WHAT THE TASK REQUIRES: Print the entries in full, word for word, but not the pictures.

** Begin **

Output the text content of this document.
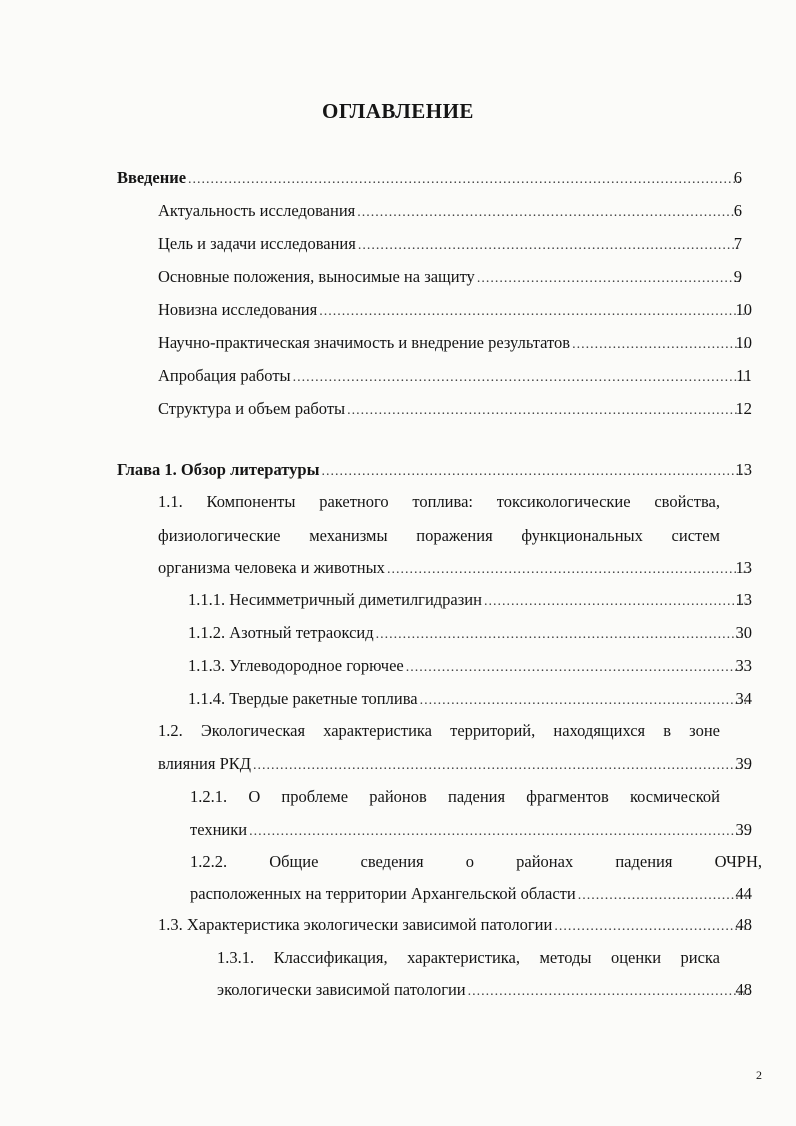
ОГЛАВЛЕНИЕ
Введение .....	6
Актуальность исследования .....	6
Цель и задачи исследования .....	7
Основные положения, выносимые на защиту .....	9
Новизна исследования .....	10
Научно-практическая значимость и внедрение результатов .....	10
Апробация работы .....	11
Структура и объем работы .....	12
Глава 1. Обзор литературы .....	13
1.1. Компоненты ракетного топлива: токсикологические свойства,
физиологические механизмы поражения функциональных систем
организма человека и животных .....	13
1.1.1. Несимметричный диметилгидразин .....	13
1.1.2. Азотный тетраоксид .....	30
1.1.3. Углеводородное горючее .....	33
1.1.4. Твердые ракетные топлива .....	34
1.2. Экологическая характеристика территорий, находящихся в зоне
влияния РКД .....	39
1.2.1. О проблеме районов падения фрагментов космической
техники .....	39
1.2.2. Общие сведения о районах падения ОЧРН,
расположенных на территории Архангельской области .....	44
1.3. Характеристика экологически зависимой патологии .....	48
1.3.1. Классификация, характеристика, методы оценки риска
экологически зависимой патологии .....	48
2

** End **

TASK SOLUTION:
Output the text content of this document.
ОГЛАВЛЕНИЕ
Введение .....	6
Актуальность исследования .....	6
Цель и задачи исследования .....	7
Основные положения, выносимые на защиту .....	9
Новизна исследования .....	10
Научно-практическая значимость и внедрение результатов .....	10
Апробация работы .....	11
Структура и объем работы .....	12
Глава 1. Обзор литературы .....	13
1.1. Компоненты ракетного топлива: токсикологические свойства,
физиологические механизмы поражения функциональных систем
организма человека и животных .....	13
1.1.1. Несимметричный диметилгидразин .....	13
1.1.2. Азотный тетраоксид .....	30
1.1.3. Углеводородное горючее .....	33
1.1.4. Твердые ракетные топлива .....	34
1.2. Экологическая характеристика территорий, находящихся в зоне
влияния РКД .....	39
1.2.1. О проблеме районов падения фрагментов космической
техники .....	39
1.2.2. Общие сведения о районах падения ОЧРН,
расположенных на территории Архангельской области .....	44
1.3. Характеристика экологически зависимой патологии .....	48
1.3.1. Классификация, характеристика, методы оценки риска
экологически зависимой патологии .....	48
2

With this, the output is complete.